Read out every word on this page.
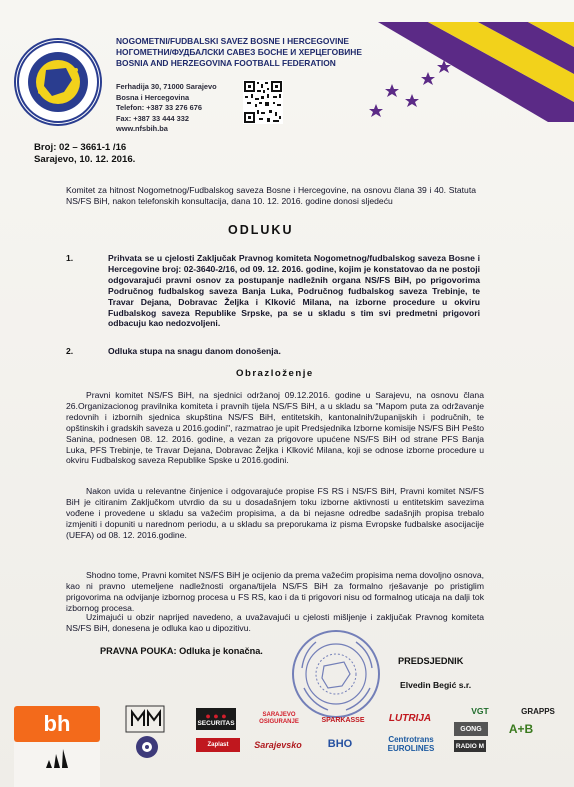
NOGOMETNI/FUDBALSKI SAVEZ BOSNE I HERCEGOVINE
НОГОМЕТНИ/ФУДБАЛСКИ САВЕЗ БОСНЕ И ХЕРЦЕГОВИНЕ
BOSNIA AND HERZEGOVINA FOOTBALL FEDERATION
Ferhadija 30, 71000 Sarajevo
Bosna i Hercegovina
Telefon: +387 33 276 676
Fax: +387 33 444 332
www.nfsbih.ba
Broj: 02 – 3661-1 /16
Sarajevo, 10. 12. 2016.

Komitet za hitnost Nogometnog/Fudbalskog saveza Bosne i Hercegovine, na osnovu člana 39 i 40. Statuta NS/FS BiH, nakon telefonskih konsultacija, dana 10. 12. 2016. godine donosi sljedeću

ODLUKU
1.	Prihvata se u cjelosti Zaključak Pravnog komiteta Nogometnog/fudbalskog saveza Bosne i Hercegovine broj: 02-3640-2/16, od 09. 12. 2016. godine, kojim je konstatovao da ne postoji odgovarajući pravni osnov za postupanje nadležnih organa NS/FS BiH, po prigovorima Područnog fudbalskog saveza Banja Luka, Područnog fudbalskog saveza Trebinje, te Travar Dejana, Dobravac Željka i Klković Milana, na izborne procedure u okviru Fudbalskog saveza Republike Srpske, pa se u skladu s tim svi predmetni prigovori odbacuju kao nedozvoljeni.

2.	Odluka stupa na snagu danom donošenja.

Obrazloženje

Pravni komitet NS/FS BiH, na sjednici održanoj 09.12.2016. godine u Sarajevu, na osnovu člana 26.Organizacionog pravilnika komiteta i pravnih tijela NS/FS BiH, a u skladu sa "Mapom puta za održavanje redovnih i izbornih sjednica skupština NS/FS BiH, entitetskih, kantonalnih/županijskih i područnih, te opštinskih i gradskih saveza u 2016.godini", razmatrao je upit Predsjednika Izborne komisije NS/FS BiH Pešto Sanina, podnesen 08. 12. 2016. godine, a vezan za prigovore upućene NS/FS BiH od strane PFS Banja Luka, PFS Trebinje, te Travar Dejana, Dobravac Željka i Klković Milana, koji se odnose izborne procedure u okviru Fudbalskog saveza Republike Spske u 2016.godini.

Nakon uvida u relevantne činjenice i odgovarajuće propise FS RS i NS/FS BiH, Pravni komitet NS/FS BiH je citiranim Zaključkom utvrdio da su u dosadašnjem toku izborne aktivnosti u entitetskim savezima vođene i provedene u skladu sa važećim propisima, a da bi nejasne odredbe sadašnjih propisa trebalo izmjeniti i dopuniti u narednom periodu, a u skladu sa preporukama iz pisma Evropske fudbalske asocijacije (UEFA) od 08. 12. 2016.godine.

Shodno tome, Pravni komitet NS/FS BiH je ocijenio da prema važećim propisima nema dovoljno osnova, kao ni pravno utemeljene nadležnosti organa/tijela NS/FS BiH za formalno rješavanje po pristiglim prigovorima na odvijanje izbornog procesa u FS RS, kao i da ti prigovori nisu od formalnog uticaja na dalji tok izbornog procesa.

Uzimajući u obzir naprijed navedeno, a uvažavajući u cjelosti mišljenje i zaključak Pravnog komiteta NS/FS BiH, donesena je odluka kao u dipozitivu.

PRAVNA POUKA: Odluka je konačna.
PREDSJEDNIK
Elvedin Begić s.r.
bh	● ● ●
SECURITAS
SARAJEVO OSIGURANJE	SPARKASSE	LUTRIJA
VGT	GRAPPS
GONG	A+B
RADIO M
Zaplast	Sarajevsko	BHO	Centrotrans
EUROLINES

# # # # #

▶ Task to carry out
Using the listing, copy every line where the word "važećim" shows up.

▶ Final result
Nakon uvida u relevantne činjenice i odgovarajuće propise FS RS i NS/FS BiH, Pravni komitet NS/FS BiH je citiranim Zaključkom utvrdio da su u dosadašnjem toku izborne aktivnosti u entitetskim savezima vođene i provedene u skladu sa važećim propisima, a da bi nejasne odredbe sadašnjih propisa trebalo izmjeniti i dopuniti u narednom periodu, a u skladu sa preporukama iz pisma Evropske fudbalske asocijacije (UEFA) od 08. 12. 2016.godine.
Shodno tome, Pravni komitet NS/FS BiH je ocijenio da prema važećim propisima nema dovoljno osnova, kao ni pravno utemeljene nadležnosti organa/tijela NS/FS BiH za formalno rješavanje po pristiglim prigovorima na odvijanje izbornog procesa u FS RS, kao i da ti prigovori nisu od formalnog uticaja na dalji tok izbornog procesa.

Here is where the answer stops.